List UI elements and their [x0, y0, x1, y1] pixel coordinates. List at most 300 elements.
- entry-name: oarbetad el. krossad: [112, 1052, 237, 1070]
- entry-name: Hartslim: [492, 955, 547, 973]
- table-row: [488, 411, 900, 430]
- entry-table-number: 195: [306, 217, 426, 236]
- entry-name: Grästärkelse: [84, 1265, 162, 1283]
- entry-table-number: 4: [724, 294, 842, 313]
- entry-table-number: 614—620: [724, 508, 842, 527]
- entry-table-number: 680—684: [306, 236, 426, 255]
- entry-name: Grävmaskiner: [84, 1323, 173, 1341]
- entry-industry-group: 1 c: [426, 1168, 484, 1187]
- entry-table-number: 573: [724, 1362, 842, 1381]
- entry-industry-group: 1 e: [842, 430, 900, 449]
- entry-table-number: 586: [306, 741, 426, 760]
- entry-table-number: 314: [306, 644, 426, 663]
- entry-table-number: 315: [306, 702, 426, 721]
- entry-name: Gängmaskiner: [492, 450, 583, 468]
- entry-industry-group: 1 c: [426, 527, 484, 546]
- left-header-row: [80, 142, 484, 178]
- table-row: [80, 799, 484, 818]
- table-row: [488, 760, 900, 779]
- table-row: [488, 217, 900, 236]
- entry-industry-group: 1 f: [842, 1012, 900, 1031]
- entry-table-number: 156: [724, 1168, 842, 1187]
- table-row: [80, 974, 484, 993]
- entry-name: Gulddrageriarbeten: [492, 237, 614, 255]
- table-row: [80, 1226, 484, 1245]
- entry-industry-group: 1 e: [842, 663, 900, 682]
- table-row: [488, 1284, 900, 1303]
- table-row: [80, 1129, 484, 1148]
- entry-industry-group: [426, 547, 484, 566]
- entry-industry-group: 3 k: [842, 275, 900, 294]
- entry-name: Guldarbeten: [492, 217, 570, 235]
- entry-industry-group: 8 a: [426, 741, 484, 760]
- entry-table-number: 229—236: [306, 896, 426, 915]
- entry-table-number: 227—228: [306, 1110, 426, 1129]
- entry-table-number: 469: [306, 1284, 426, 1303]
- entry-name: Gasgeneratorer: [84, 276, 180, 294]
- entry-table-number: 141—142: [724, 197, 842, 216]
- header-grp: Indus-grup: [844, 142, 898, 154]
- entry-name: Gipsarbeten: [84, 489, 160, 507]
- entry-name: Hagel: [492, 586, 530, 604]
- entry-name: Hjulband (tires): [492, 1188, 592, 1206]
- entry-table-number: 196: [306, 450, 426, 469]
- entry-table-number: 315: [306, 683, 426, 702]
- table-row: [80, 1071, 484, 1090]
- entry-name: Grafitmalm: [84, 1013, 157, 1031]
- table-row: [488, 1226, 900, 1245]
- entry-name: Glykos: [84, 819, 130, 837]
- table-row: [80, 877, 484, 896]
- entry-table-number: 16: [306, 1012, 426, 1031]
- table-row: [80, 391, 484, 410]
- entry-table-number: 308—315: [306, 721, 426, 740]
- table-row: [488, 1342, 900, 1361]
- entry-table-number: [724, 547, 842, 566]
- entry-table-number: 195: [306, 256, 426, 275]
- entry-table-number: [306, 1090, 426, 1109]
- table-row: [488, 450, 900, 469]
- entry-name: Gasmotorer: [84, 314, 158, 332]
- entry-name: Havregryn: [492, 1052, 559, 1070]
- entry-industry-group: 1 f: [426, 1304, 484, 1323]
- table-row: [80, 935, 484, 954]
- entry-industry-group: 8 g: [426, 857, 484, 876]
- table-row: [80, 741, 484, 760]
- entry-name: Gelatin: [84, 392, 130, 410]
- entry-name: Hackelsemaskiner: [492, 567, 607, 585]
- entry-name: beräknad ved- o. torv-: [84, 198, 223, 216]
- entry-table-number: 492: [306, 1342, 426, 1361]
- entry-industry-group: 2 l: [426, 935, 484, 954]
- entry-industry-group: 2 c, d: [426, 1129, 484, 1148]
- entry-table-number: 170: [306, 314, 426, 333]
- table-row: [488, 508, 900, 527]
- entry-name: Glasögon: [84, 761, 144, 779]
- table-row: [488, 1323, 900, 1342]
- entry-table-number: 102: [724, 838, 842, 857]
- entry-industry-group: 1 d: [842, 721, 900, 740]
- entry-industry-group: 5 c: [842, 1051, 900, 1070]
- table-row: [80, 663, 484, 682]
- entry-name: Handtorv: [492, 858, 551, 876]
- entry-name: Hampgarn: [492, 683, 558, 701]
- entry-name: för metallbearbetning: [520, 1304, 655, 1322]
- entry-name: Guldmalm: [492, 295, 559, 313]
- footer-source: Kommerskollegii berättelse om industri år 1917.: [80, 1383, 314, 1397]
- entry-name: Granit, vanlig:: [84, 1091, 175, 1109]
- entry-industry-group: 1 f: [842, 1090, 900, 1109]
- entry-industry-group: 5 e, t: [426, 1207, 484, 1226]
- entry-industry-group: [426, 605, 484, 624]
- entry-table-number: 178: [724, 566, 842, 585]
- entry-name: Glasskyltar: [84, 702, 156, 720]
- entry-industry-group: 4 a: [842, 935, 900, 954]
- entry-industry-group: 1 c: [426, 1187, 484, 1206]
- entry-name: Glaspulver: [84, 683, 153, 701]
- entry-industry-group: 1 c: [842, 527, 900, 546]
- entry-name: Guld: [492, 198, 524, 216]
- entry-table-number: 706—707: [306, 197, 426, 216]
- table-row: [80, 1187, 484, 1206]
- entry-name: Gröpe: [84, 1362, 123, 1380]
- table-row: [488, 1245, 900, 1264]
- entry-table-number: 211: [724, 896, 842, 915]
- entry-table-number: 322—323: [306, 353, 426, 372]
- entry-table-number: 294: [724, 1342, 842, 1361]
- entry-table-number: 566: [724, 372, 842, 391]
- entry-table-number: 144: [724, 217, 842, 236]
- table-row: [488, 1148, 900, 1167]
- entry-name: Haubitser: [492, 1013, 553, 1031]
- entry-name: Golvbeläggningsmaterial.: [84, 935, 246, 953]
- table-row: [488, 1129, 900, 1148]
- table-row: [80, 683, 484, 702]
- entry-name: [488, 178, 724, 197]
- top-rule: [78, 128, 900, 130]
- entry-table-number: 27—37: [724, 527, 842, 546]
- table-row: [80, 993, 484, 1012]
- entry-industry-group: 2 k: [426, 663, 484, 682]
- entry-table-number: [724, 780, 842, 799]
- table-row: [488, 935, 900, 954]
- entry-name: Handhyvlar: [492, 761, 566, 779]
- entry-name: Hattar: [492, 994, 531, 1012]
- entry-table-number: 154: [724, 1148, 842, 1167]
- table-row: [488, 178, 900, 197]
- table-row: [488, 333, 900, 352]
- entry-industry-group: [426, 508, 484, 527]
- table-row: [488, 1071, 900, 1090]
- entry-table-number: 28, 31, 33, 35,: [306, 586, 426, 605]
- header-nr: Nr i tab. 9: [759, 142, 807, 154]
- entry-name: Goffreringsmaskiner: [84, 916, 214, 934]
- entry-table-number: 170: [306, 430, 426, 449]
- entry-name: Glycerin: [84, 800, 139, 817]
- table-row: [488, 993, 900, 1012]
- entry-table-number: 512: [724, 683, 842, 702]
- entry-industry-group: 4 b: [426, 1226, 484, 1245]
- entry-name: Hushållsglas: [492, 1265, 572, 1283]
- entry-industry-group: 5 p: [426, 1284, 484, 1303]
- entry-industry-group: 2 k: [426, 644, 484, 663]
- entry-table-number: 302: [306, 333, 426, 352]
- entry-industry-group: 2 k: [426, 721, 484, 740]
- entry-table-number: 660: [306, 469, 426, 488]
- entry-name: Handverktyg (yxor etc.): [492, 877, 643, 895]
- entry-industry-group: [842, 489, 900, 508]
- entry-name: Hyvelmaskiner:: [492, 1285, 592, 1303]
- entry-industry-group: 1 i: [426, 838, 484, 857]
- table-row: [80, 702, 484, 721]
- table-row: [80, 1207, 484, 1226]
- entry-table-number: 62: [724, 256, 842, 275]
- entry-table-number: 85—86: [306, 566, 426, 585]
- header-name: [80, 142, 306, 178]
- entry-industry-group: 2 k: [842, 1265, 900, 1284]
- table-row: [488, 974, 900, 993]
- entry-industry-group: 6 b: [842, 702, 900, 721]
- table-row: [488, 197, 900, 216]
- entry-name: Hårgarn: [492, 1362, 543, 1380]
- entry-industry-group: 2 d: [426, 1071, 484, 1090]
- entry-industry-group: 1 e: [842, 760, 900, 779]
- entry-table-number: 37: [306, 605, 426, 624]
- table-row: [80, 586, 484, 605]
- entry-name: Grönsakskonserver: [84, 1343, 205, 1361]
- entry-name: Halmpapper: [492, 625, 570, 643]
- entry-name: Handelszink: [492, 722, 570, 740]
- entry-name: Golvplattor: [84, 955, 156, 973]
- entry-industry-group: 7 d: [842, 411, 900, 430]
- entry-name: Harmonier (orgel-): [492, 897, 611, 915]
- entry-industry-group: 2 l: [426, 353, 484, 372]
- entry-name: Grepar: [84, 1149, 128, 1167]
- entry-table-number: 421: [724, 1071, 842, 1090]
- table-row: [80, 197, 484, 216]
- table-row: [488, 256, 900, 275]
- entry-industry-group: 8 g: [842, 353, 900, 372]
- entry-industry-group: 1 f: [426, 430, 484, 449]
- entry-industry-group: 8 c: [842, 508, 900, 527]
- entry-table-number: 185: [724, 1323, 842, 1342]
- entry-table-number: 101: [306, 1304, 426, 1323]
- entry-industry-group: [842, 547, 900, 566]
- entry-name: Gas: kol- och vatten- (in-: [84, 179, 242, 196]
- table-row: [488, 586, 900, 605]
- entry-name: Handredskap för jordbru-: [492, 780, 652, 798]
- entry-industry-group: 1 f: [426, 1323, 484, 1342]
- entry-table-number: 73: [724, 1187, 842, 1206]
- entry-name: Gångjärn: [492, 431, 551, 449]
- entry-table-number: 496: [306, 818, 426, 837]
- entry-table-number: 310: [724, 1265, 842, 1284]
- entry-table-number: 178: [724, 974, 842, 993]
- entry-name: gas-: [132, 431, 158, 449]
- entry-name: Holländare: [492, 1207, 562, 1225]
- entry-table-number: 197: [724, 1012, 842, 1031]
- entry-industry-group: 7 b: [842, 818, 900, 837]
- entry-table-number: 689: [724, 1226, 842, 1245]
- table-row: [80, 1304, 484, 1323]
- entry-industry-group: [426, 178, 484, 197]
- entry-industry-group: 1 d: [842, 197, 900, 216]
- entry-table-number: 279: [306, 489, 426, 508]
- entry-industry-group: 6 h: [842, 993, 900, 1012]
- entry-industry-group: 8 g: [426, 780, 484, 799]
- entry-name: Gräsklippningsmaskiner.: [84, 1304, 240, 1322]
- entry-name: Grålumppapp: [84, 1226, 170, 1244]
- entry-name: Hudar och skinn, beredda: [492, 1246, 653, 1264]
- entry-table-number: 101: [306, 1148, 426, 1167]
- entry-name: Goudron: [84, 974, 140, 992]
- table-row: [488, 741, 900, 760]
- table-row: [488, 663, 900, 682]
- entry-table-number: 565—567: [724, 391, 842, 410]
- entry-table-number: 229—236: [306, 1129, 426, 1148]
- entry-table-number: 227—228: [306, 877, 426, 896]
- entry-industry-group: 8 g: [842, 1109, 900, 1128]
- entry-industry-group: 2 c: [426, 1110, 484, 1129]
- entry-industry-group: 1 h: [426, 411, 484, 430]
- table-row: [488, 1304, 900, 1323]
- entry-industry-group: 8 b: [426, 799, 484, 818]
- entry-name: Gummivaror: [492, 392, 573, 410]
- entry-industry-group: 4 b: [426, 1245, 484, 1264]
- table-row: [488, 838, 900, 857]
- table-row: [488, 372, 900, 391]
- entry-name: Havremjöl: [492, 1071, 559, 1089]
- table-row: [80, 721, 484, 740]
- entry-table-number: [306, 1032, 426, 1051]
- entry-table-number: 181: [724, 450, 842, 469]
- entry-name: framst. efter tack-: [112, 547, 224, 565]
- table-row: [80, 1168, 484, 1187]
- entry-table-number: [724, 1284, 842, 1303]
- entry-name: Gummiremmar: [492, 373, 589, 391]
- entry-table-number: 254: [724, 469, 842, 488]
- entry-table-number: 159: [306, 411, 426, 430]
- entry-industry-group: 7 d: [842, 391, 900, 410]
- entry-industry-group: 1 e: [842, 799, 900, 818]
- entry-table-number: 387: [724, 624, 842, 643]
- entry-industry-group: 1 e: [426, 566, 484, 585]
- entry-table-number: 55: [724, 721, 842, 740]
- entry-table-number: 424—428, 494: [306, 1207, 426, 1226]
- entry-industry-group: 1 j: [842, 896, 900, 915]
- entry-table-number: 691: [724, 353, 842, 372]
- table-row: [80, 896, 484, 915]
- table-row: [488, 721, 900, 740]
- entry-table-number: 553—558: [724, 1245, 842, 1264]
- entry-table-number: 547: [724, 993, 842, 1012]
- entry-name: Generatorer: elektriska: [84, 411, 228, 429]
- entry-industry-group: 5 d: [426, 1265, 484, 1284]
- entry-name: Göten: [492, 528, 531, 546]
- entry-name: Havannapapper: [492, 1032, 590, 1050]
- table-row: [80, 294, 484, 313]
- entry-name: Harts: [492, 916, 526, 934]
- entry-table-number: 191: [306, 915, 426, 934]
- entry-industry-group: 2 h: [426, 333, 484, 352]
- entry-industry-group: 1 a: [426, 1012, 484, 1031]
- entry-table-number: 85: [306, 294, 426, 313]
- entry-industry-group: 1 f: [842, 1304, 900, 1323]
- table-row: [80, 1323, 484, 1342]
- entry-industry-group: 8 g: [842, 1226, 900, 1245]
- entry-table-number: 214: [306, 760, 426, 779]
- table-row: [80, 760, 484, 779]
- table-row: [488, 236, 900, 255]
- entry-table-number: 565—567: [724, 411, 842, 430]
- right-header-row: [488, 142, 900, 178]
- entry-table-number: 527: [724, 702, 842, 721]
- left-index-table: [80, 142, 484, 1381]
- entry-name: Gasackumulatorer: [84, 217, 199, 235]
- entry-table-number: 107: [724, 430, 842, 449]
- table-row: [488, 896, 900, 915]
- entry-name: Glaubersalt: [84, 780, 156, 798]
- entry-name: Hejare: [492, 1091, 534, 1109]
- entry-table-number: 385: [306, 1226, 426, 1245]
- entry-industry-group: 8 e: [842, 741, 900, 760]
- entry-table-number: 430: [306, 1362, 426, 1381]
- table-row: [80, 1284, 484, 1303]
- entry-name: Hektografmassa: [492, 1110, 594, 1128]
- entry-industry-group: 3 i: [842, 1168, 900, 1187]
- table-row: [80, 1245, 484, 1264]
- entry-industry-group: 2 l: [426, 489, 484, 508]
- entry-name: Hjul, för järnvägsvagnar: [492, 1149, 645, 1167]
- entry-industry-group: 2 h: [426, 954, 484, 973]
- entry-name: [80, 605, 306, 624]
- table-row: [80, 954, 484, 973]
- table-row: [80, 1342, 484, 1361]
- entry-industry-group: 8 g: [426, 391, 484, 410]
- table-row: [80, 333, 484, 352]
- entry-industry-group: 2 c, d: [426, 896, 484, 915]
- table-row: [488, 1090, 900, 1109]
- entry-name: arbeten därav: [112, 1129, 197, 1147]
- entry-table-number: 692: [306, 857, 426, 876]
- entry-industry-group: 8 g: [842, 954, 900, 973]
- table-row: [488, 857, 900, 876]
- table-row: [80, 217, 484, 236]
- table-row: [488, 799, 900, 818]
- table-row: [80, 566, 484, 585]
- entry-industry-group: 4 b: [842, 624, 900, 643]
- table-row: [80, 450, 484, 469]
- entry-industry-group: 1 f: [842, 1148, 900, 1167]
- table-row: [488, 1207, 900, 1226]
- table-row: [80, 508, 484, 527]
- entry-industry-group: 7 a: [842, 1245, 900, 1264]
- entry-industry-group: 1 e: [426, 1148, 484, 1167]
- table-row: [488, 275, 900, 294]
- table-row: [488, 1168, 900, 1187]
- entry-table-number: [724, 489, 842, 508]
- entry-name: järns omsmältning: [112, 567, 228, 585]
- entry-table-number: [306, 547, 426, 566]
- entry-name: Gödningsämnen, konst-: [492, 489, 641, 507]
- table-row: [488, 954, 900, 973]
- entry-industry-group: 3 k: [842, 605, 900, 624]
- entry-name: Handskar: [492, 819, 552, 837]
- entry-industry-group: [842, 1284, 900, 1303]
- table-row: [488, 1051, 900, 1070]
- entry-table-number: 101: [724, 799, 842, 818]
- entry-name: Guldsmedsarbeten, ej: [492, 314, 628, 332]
_ _ _
* WHAT IS BEING ASKED:
Can you reproduce the records from their start through the line that contains "- entry-industry-group: 1 c: [426, 1168, 484, 1187]", changing "entry-table-number" to "entry-table-no" and leaving everything else the same?

* RESULT OF THIS EXERCISE:
List UI elements and their [x0, y0, x1, y1] pixel coordinates. List at most 300 elements.
- entry-name: oarbetad el. krossad: [112, 1052, 237, 1070]
- entry-name: Hartslim: [492, 955, 547, 973]
- table-row: [488, 411, 900, 430]
- entry-table-no: 195: [306, 217, 426, 236]
- entry-name: Grästärkelse: [84, 1265, 162, 1283]
- entry-table-no: 4: [724, 294, 842, 313]
- entry-table-no: 614—620: [724, 508, 842, 527]
- entry-table-no: 680—684: [306, 236, 426, 255]
- entry-name: Grävmaskiner: [84, 1323, 173, 1341]
- entry-industry-group: 1 c: [426, 1168, 484, 1187]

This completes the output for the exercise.